Extracted material.
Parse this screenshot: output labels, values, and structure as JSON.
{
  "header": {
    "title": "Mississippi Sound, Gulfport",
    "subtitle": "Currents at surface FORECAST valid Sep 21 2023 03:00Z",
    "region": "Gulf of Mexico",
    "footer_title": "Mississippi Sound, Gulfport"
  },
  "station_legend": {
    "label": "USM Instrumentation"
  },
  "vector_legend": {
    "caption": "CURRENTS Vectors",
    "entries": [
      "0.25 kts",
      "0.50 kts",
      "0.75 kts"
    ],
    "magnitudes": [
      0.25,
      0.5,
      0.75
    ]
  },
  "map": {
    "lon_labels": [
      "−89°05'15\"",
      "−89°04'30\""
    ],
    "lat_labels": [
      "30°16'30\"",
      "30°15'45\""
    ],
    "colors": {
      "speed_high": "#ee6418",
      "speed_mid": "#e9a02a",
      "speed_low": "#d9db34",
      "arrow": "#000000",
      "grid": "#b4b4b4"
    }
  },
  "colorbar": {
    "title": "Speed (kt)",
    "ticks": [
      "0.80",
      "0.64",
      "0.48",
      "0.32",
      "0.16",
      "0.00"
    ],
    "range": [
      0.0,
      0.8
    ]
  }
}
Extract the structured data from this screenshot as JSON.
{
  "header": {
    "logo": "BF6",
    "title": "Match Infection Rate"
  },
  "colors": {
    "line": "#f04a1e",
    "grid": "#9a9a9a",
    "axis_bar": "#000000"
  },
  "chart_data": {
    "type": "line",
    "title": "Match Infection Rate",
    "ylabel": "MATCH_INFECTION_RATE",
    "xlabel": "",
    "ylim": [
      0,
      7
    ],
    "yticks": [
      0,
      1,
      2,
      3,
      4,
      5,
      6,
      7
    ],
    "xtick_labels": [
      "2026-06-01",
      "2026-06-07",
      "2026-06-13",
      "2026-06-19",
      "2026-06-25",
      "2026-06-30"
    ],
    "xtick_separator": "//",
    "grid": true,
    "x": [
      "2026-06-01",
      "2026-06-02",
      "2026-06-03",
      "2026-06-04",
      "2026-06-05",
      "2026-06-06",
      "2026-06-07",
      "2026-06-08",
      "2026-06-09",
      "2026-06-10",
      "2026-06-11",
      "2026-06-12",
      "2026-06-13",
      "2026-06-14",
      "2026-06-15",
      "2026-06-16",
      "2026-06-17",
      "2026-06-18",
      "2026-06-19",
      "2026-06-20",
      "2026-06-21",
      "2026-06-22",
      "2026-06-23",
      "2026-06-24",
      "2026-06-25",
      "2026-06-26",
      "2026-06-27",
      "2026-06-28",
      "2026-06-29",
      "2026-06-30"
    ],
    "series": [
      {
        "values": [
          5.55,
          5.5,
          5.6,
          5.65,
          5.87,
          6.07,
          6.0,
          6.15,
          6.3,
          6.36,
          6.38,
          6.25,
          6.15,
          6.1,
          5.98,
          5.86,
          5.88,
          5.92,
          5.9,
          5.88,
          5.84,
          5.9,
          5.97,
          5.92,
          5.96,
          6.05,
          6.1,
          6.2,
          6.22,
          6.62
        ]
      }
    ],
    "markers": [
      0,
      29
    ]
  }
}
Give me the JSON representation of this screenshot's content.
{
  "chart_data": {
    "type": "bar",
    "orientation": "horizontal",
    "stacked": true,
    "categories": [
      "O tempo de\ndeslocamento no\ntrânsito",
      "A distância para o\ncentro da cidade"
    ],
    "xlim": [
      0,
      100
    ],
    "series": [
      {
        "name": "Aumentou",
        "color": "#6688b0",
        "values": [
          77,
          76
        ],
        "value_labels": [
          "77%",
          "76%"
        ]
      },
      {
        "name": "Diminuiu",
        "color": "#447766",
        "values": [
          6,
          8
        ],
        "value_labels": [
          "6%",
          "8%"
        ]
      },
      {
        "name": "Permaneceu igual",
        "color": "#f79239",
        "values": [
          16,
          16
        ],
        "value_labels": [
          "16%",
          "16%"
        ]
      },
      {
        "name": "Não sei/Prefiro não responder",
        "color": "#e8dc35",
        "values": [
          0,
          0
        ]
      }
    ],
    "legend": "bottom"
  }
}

What is required.
Each record above should be output again exactly.

Reply to the exercise.
Parse this screenshot: output labels, values, and structure as JSON.
{
  "header": {
    "title": "Mississippi Sound, Gulfport",
    "subtitle": "Currents at surface FORECAST valid Sep 21 2023 03:00Z",
    "region": "Gulf of Mexico",
    "footer_title": "Mississippi Sound, Gulfport"
  },
  "station_legend": {
    "label": "USM Instrumentation"
  },
  "vector_legend": {
    "caption": "CURRENTS Vectors",
    "entries": [
      "0.25 kts",
      "0.50 kts",
      "0.75 kts"
    ],
    "magnitudes": [
      0.25,
      0.5,
      0.75
    ]
  },
  "map": {
    "lon_labels": [
      "−89°05'15\"",
      "−89°04'30\""
    ],
    "lat_labels": [
      "30°16'30\"",
      "30°15'45\""
    ],
    "colors": {
      "speed_high": "#ee6418",
      "speed_mid": "#e9a02a",
      "speed_low": "#d9db34",
      "arrow": "#000000",
      "grid": "#b4b4b4"
    }
  },
  "colorbar": {
    "title": "Speed (kt)",
    "ticks": [
      "0.80",
      "0.64",
      "0.48",
      "0.32",
      "0.16",
      "0.00"
    ],
    "range": [
      0.0,
      0.8
    ]
  }
}
Extract the structured data from this screenshot as JSON.
{
  "header": {
    "logo": "BF6",
    "title": "Match Infection Rate"
  },
  "colors": {
    "line": "#f04a1e",
    "grid": "#9a9a9a",
    "axis_bar": "#000000"
  },
  "chart_data": {
    "type": "line",
    "title": "Match Infection Rate",
    "ylabel": "MATCH_INFECTION_RATE",
    "xlabel": "",
    "ylim": [
      0,
      7
    ],
    "yticks": [
      0,
      1,
      2,
      3,
      4,
      5,
      6,
      7
    ],
    "xtick_labels": [
      "2026-06-01",
      "2026-06-07",
      "2026-06-13",
      "2026-06-19",
      "2026-06-25",
      "2026-06-30"
    ],
    "xtick_separator": "//",
    "grid": true,
    "x": [
      "2026-06-01",
      "2026-06-02",
      "2026-06-03",
      "2026-06-04",
      "2026-06-05",
      "2026-06-06",
      "2026-06-07",
      "2026-06-08",
      "2026-06-09",
      "2026-06-10",
      "2026-06-11",
      "2026-06-12",
      "2026-06-13",
      "2026-06-14",
      "2026-06-15",
      "2026-06-16",
      "2026-06-17",
      "2026-06-18",
      "2026-06-19",
      "2026-06-20",
      "2026-06-21",
      "2026-06-22",
      "2026-06-23",
      "2026-06-24",
      "2026-06-25",
      "2026-06-26",
      "2026-06-27",
      "2026-06-28",
      "2026-06-29",
      "2026-06-30"
    ],
    "series": [
      {
        "values": [
          5.55,
          5.5,
          5.6,
          5.65,
          5.87,
          6.07,
          6.0,
          6.15,
          6.3,
          6.36,
          6.38,
          6.25,
          6.15,
          6.1,
          5.98,
          5.86,
          5.88,
          5.92,
          5.9,
          5.88,
          5.84,
          5.9,
          5.97,
          5.92,
          5.96,
          6.05,
          6.1,
          6.2,
          6.22,
          6.62
        ]
      }
    ],
    "markers": [
      0,
      29
    ]
  }
}
Give me the JSON representation of this screenshot's content.
{
  "chart_data": {
    "type": "bar",
    "orientation": "horizontal",
    "stacked": true,
    "categories": [
      "O tempo de\ndeslocamento no\ntrânsito",
      "A distância para o\ncentro da cidade"
    ],
    "xlim": [
      0,
      100
    ],
    "series": [
      {
        "name": "Aumentou",
        "color": "#6688b0",
        "values": [
          77,
          76
        ],
        "value_labels": [
          "77%",
          "76%"
        ]
      },
      {
        "name": "Diminuiu",
        "color": "#447766",
        "values": [
          6,
          8
        ],
        "value_labels": [
          "6%",
          "8%"
        ]
      },
      {
        "name": "Permaneceu igual",
        "color": "#f79239",
        "values": [
          16,
          16
        ],
        "value_labels": [
          "16%",
          "16%"
        ]
      },
      {
        "name": "Não sei/Prefiro não responder",
        "color": "#e8dc35",
        "values": [
          0,
          0
        ]
      }
    ],
    "legend": "bottom"
  }
}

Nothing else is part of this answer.